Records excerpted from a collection

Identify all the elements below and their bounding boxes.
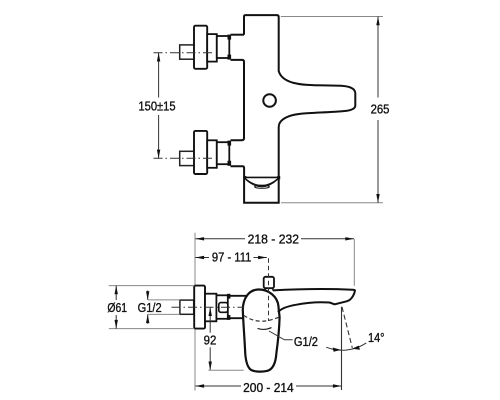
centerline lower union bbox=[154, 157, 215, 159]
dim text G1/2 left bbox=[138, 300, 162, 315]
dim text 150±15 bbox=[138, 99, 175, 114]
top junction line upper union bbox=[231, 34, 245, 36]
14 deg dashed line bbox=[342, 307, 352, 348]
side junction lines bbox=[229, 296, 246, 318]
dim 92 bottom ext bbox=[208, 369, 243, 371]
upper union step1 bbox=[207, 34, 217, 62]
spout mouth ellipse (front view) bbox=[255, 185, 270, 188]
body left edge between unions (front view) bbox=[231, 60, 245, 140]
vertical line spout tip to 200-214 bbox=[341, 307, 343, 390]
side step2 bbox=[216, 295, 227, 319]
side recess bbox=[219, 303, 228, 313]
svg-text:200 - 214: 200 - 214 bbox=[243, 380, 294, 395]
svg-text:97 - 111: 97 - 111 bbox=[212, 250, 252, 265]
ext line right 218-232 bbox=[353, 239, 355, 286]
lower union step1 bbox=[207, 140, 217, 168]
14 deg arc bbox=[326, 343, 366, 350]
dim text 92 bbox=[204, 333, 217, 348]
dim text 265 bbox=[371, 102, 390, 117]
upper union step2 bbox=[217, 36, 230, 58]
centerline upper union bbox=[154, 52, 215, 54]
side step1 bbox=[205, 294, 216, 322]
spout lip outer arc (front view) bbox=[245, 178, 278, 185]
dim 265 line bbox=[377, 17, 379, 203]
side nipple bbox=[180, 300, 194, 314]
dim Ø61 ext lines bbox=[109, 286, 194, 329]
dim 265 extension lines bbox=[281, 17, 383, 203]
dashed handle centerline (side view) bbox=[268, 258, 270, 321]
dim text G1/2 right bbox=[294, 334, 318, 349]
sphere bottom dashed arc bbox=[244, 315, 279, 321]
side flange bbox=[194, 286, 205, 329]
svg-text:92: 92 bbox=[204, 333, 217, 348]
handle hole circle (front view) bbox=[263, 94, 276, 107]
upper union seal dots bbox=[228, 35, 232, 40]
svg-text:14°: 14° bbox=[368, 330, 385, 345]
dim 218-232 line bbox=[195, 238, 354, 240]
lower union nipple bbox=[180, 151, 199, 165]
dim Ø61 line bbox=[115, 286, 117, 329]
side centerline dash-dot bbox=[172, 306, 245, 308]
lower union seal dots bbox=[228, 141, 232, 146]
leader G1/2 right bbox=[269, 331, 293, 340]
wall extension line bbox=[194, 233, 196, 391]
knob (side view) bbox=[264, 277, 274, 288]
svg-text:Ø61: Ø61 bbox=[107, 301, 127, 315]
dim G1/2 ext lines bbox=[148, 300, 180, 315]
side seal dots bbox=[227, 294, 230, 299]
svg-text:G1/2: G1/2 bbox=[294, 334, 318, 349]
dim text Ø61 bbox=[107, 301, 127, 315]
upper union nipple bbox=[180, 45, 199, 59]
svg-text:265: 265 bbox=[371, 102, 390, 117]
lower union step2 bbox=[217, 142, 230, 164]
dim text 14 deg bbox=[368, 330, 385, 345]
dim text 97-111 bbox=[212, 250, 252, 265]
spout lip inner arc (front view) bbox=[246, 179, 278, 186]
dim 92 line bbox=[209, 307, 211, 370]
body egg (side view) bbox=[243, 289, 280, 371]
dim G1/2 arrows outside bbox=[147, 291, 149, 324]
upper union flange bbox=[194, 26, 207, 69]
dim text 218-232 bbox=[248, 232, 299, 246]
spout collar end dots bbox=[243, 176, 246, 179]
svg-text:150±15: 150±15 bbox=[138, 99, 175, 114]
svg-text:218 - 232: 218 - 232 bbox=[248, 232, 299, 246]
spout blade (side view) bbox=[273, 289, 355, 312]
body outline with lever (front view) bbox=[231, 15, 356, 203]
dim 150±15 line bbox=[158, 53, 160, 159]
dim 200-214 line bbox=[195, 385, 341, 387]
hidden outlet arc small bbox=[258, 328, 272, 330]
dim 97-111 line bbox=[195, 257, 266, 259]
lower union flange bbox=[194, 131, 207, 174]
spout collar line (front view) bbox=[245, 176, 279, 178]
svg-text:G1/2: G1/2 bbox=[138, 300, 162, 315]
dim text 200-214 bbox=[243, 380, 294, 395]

• DIRECTION:
Update all the records above so that every "front view" reads "elevation view", keeping everything else the same and leaving the picture out of the result.

• RESPONSE:
Identify all the elements below and their bounding boxes.
centerline lower union bbox=[154, 157, 215, 159]
dim text G1/2 left bbox=[138, 300, 162, 315]
dim text 150±15 bbox=[138, 99, 175, 114]
top junction line upper union bbox=[231, 34, 245, 36]
14 deg dashed line bbox=[342, 307, 352, 348]
side junction lines bbox=[229, 296, 246, 318]
dim 92 bottom ext bbox=[208, 369, 243, 371]
upper union step1 bbox=[207, 34, 217, 62]
spout mouth ellipse (elevation view) bbox=[255, 185, 270, 188]
body left edge between unions (elevation view) bbox=[231, 60, 245, 140]
vertical line spout tip to 200-214 bbox=[341, 307, 343, 390]
side step2 bbox=[216, 295, 227, 319]
side recess bbox=[219, 303, 228, 313]
svg-text:200 - 214: 200 - 214 bbox=[243, 380, 294, 395]
svg-text:97 - 111: 97 - 111 bbox=[212, 250, 252, 265]
ext line right 218-232 bbox=[353, 239, 355, 286]
lower union step1 bbox=[207, 140, 217, 168]
14 deg arc bbox=[326, 343, 366, 350]
dim text 92 bbox=[204, 333, 217, 348]
dim text 265 bbox=[371, 102, 390, 117]
upper union step2 bbox=[217, 36, 230, 58]
centerline upper union bbox=[154, 52, 215, 54]
side step1 bbox=[205, 294, 216, 322]
spout lip outer arc (elevation view) bbox=[245, 178, 278, 185]
dim 265 line bbox=[377, 17, 379, 203]
side nipple bbox=[180, 300, 194, 314]
dim Ø61 ext lines bbox=[109, 286, 194, 329]
dim 265 extension lines bbox=[281, 17, 383, 203]
dashed handle centerline (side view) bbox=[268, 258, 270, 321]
dim text G1/2 right bbox=[294, 334, 318, 349]
sphere bottom dashed arc bbox=[244, 315, 279, 321]
side flange bbox=[194, 286, 205, 329]
svg-text:92: 92 bbox=[204, 333, 217, 348]
handle hole circle (elevation view) bbox=[263, 94, 276, 107]
upper union seal dots bbox=[228, 35, 232, 40]
svg-text:14°: 14° bbox=[368, 330, 385, 345]
dim 218-232 line bbox=[195, 238, 354, 240]
lower union nipple bbox=[180, 151, 199, 165]
dim Ø61 line bbox=[115, 286, 117, 329]
side centerline dash-dot bbox=[172, 306, 245, 308]
lower union seal dots bbox=[228, 141, 232, 146]
leader G1/2 right bbox=[269, 331, 293, 340]
wall extension line bbox=[194, 233, 196, 391]
knob (side view) bbox=[264, 277, 274, 288]
svg-text:Ø61: Ø61 bbox=[107, 301, 127, 315]
dim G1/2 ext lines bbox=[148, 300, 180, 315]
side seal dots bbox=[227, 294, 230, 299]
svg-text:G1/2: G1/2 bbox=[294, 334, 318, 349]
dim text Ø61 bbox=[107, 301, 127, 315]
upper union nipple bbox=[180, 45, 199, 59]
svg-text:265: 265 bbox=[371, 102, 390, 117]
lower union step2 bbox=[217, 142, 230, 164]
dim text 14 deg bbox=[368, 330, 385, 345]
dim text 97-111 bbox=[212, 250, 252, 265]
spout lip inner arc (elevation view) bbox=[246, 179, 278, 186]
dim 92 line bbox=[209, 307, 211, 370]
body egg (side view) bbox=[243, 289, 280, 371]
dim G1/2 arrows outside bbox=[147, 291, 149, 324]
upper union flange bbox=[194, 26, 207, 69]
dim text 218-232 bbox=[248, 232, 299, 246]
spout collar end dots bbox=[243, 176, 246, 179]
svg-text:150±15: 150±15 bbox=[138, 99, 175, 114]
svg-text:218 - 232: 218 - 232 bbox=[248, 232, 299, 246]
spout blade (side view) bbox=[273, 289, 355, 312]
body outline with lever (elevation view) bbox=[231, 15, 356, 203]
dim 150±15 line bbox=[158, 53, 160, 159]
dim 200-214 line bbox=[195, 385, 341, 387]
hidden outlet arc small bbox=[258, 328, 272, 330]
dim 97-111 line bbox=[195, 257, 266, 259]
lower union flange bbox=[194, 131, 207, 174]
spout collar line (elevation view) bbox=[245, 176, 279, 178]
svg-text:G1/2: G1/2 bbox=[138, 300, 162, 315]
dim text 200-214 bbox=[243, 380, 294, 395]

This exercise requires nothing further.